■ RECORDS FOR THE TASK:

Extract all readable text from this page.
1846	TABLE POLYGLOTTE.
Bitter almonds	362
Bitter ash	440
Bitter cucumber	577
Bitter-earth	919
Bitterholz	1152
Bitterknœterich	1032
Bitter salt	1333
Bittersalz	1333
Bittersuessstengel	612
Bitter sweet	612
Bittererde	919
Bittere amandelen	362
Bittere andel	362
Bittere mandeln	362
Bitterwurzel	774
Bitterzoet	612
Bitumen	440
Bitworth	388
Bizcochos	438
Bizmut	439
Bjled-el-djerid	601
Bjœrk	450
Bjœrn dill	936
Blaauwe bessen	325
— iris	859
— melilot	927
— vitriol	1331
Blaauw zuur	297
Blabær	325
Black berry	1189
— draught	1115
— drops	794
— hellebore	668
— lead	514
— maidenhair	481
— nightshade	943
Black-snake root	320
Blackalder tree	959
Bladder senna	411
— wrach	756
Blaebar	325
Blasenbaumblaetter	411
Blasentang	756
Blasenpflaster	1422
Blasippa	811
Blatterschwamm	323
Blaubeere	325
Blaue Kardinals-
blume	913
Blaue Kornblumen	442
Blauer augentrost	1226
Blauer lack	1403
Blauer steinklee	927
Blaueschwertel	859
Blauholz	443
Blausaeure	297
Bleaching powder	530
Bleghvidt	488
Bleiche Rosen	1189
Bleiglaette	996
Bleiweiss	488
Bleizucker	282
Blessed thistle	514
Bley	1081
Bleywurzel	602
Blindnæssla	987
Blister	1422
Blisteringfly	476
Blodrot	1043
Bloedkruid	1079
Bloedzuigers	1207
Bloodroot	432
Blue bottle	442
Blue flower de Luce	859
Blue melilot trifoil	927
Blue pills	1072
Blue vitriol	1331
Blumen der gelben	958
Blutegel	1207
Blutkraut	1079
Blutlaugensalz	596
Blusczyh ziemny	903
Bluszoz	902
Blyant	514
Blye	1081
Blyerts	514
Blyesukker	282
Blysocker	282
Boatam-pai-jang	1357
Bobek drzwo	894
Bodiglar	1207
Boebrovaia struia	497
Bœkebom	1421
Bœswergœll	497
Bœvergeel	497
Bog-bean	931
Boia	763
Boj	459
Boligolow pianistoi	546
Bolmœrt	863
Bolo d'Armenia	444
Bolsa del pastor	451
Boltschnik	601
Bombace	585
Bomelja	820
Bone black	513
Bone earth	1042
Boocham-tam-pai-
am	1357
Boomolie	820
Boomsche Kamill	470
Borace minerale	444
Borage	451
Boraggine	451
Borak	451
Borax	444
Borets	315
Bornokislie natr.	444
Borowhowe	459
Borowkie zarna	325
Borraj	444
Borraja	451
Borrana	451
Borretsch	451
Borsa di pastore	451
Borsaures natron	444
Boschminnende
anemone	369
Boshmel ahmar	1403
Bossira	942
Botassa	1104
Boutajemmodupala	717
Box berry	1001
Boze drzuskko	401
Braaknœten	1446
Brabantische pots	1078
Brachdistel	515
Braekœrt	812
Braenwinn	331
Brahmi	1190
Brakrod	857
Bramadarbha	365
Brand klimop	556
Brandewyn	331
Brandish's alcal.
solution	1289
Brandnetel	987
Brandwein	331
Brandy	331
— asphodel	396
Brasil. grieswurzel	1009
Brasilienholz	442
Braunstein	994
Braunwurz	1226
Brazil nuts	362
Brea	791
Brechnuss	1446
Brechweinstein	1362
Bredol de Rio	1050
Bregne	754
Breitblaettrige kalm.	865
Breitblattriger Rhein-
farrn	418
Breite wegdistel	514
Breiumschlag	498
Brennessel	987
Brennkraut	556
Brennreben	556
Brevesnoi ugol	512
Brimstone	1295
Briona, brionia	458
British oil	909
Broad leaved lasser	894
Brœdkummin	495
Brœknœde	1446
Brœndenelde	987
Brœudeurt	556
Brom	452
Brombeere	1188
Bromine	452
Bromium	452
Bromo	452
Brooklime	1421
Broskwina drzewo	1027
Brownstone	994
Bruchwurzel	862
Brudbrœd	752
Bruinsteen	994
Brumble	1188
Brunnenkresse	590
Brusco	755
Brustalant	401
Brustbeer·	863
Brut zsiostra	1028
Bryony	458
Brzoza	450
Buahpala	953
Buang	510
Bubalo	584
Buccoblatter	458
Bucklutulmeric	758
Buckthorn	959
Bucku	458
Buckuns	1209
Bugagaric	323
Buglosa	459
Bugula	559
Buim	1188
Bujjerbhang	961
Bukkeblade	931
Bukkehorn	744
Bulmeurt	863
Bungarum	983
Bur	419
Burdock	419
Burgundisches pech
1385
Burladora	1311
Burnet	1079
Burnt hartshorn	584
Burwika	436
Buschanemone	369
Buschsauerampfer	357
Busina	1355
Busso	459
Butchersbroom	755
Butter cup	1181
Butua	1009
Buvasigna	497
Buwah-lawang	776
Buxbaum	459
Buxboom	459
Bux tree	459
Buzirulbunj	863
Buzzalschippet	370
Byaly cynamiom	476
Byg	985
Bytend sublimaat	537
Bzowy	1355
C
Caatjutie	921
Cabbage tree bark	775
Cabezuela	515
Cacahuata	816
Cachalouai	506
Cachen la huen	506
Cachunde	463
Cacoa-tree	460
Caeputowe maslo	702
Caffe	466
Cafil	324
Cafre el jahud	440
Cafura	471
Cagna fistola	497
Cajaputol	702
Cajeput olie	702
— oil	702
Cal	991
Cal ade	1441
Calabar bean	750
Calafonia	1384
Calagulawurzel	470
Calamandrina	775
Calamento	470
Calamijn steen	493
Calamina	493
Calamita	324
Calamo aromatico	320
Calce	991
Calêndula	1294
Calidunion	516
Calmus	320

■ WHAT YOU NEED TO DO:
Type out the full listing again, exactly as given.

■ THE OUTPUT:
Extract all readable text from this page.
1846	TABLE POLYGLOTTE.
Bitter almonds	362
Bitter ash	440
Bitter cucumber	577
Bitter-earth	919
Bitterholz	1152
Bitterknœterich	1032
Bitter salt	1333
Bittersalz	1333
Bittersuessstengel	612
Bitter sweet	612
Bittererde	919
Bittere amandelen	362
Bittere andel	362
Bittere mandeln	362
Bitterwurzel	774
Bitterzoet	612
Bitumen	440
Bitworth	388
Bizcochos	438
Bizmut	439
Bjled-el-djerid	601
Bjœrk	450
Bjœrn dill	936
Blaauwe bessen	325
— iris	859
— melilot	927
— vitriol	1331
Blaauw zuur	297
Blabær	325
Black berry	1189
— draught	1115
— drops	794
— hellebore	668
— lead	514
— maidenhair	481
— nightshade	943
Black-snake root	320
Blackalder tree	959
Bladder senna	411
— wrach	756
Blaebar	325
Blasenbaumblaetter	411
Blasentang	756
Blasenpflaster	1422
Blasippa	811
Blatterschwamm	323
Blaubeere	325
Blaue Kardinals-
blume	913
Blaue Kornblumen	442
Blauer augentrost	1226
Blauer lack	1403
Blauer steinklee	927
Blaueschwertel	859
Blauholz	443
Blausaeure	297
Bleaching powder	530
Bleghvidt	488
Bleiche Rosen	1189
Bleiglaette	996
Bleiweiss	488
Bleizucker	282
Blessed thistle	514
Bley	1081
Bleywurzel	602
Blindnæssla	987
Blister	1422
Blisteringfly	476
Blodrot	1043
Bloedkruid	1079
Bloedzuigers	1207
Bloodroot	432
Blue bottle	442
Blue flower de Luce	859
Blue melilot trifoil	927
Blue pills	1072
Blue vitriol	1331
Blumen der gelben	958
Blutegel	1207
Blutkraut	1079
Blutlaugensalz	596
Blusczyh ziemny	903
Bluszoz	902
Blyant	514
Blye	1081
Blyerts	514
Blyesukker	282
Blysocker	282
Boatam-pai-jang	1357
Bobek drzwo	894
Bodiglar	1207
Boebrovaia struia	497
Bœkebom	1421
Bœswergœll	497
Bœvergeel	497
Bog-bean	931
Boia	763
Boj	459
Boligolow pianistoi	546
Bolmœrt	863
Bolo d'Armenia	444
Bolsa del pastor	451
Boltschnik	601
Bombace	585
Bomelja	820
Bone black	513
Bone earth	1042
Boocham-tam-pai-
am	1357
Boomolie	820
Boomsche Kamill	470
Borace minerale	444
Borage	451
Boraggine	451
Borak	451
Borax	444
Borets	315
Bornokislie natr.	444
Borowhowe	459
Borowkie zarna	325
Borraj	444
Borraja	451
Borrana	451
Borretsch	451
Borsa di pastore	451
Borsaures natron	444
Boschminnende
anemone	369
Boshmel ahmar	1403
Bossira	942
Botassa	1104
Boutajemmodupala	717
Box berry	1001
Boze drzuskko	401
Braaknœten	1446
Brabantische pots	1078
Brachdistel	515
Braekœrt	812
Braenwinn	331
Brahmi	1190
Brakrod	857
Bramadarbha	365
Brand klimop	556
Brandewyn	331
Brandish's alcal.
solution	1289
Brandnetel	987
Brandwein	331
Brandy	331
— asphodel	396
Brasil. grieswurzel	1009
Brasilienholz	442
Braunstein	994
Braunwurz	1226
Brazil nuts	362
Brea	791
Brechnuss	1446
Brechweinstein	1362
Bredol de Rio	1050
Bregne	754
Breitblaettrige kalm.	865
Breitblattriger Rhein-
farrn	418
Breite wegdistel	514
Breiumschlag	498
Brennessel	987
Brennkraut	556
Brennreben	556
Brevesnoi ugol	512
Brimstone	1295
Briona, brionia	458
British oil	909
Broad leaved lasser	894
Brœdkummin	495
Brœknœde	1446
Brœndenelde	987
Brœudeurt	556
Brom	452
Brombeere	1188
Bromine	452
Bromium	452
Bromo	452
Brooklime	1421
Broskwina drzewo	1027
Brownstone	994
Bruchwurzel	862
Brudbrœd	752
Bruinsteen	994
Brumble	1188
Brunnenkresse	590
Brusco	755
Brustalant	401
Brustbeer·	863
Brut zsiostra	1028
Bryony	458
Brzoza	450
Buahpala	953
Buang	510
Bubalo	584
Buccoblatter	458
Bucklutulmeric	758
Buckthorn	959
Bucku	458
Buckuns	1209
Bugagaric	323
Buglosa	459
Bugula	559
Buim	1188
Bujjerbhang	961
Bukkeblade	931
Bukkehorn	744
Bulmeurt	863
Bungarum	983
Bur	419
Burdock	419
Burgundisches pech
1385
Burladora	1311
Burnet	1079
Burnt hartshorn	584
Burwika	436
Buschanemone	369
Buschsauerampfer	357
Busina	1355
Busso	459
Butchersbroom	755
Butter cup	1181
Butua	1009
Buvasigna	497
Buwah-lawang	776
Buxbaum	459
Buxboom	459
Bux tree	459
Buzirulbunj	863
Buzzalschippet	370
Byaly cynamiom	476
Byg	985
Bytend sublimaat	537
Bzowy	1355
C
Caatjutie	921
Cabbage tree bark	775
Cabezuela	515
Cacahuata	816
Cachalouai	506
Cachen la huen	506
Cachunde	463
Cacoa-tree	460
Caeputowe maslo	702
Caffe	466
Cafil	324
Cafre el jahud	440
Cafura	471
Cagna fistola	497
Cajaputol	702
Cajeput olie	702
— oil	702
Cal	991
Cal ade	1441
Calabar bean	750
Calafonia	1384
Calagulawurzel	470
Calamandrina	775
Calamento	470
Calamijn steen	493
Calamina	493
Calamita	324
Calamo aromatico	320
Calce	991
Calêndula	1294
Calidunion	516
Calmus	320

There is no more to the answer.